Track down the lines that contain "MHSB" and copy them.

──────── SUPPLIED RECORDS

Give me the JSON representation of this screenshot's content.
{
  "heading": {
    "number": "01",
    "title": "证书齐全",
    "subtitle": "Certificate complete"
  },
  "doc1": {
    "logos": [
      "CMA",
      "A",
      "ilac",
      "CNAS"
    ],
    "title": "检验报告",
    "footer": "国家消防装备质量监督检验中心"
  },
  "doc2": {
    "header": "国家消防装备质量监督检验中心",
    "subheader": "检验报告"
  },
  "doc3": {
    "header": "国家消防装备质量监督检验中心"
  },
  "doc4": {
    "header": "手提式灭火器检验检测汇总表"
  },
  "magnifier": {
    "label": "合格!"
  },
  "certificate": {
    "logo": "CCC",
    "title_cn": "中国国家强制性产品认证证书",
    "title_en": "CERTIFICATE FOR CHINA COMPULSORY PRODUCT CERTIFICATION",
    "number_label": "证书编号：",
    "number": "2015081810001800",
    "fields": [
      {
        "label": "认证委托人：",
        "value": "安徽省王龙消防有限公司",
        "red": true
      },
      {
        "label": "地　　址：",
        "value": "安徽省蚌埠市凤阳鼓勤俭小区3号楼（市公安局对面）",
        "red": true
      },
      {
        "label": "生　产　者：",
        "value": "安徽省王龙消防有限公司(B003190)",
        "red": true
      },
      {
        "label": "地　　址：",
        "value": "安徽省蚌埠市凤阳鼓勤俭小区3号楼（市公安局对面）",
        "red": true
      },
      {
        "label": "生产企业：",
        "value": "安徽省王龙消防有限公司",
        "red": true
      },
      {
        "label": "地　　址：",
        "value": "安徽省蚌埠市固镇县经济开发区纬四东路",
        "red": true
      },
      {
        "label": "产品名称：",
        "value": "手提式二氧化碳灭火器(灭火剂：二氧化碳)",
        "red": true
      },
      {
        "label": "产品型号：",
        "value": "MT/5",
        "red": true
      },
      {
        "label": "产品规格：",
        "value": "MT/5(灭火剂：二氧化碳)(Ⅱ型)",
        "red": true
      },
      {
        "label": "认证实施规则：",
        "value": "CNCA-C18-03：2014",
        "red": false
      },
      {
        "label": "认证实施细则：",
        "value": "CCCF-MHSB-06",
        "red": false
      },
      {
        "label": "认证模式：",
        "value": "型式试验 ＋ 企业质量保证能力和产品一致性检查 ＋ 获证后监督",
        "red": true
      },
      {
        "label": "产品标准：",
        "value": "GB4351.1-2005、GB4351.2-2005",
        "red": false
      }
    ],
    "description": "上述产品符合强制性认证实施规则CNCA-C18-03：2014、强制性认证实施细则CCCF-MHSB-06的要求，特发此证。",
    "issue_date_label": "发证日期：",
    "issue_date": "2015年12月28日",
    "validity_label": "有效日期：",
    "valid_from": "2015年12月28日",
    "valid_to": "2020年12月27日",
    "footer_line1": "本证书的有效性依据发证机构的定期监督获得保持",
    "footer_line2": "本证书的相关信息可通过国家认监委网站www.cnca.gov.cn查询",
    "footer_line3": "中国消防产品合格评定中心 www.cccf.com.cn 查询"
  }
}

────────────────

*ANSWER TO THIS EXERCISE*:
        "value": "CCCF-MHSB-06",
    "description": "上述产品符合强制性认证实施规则CNCA-C18-03：2014、强制性认证实施细则CCCF-MHSB-06的要求，特发此证。",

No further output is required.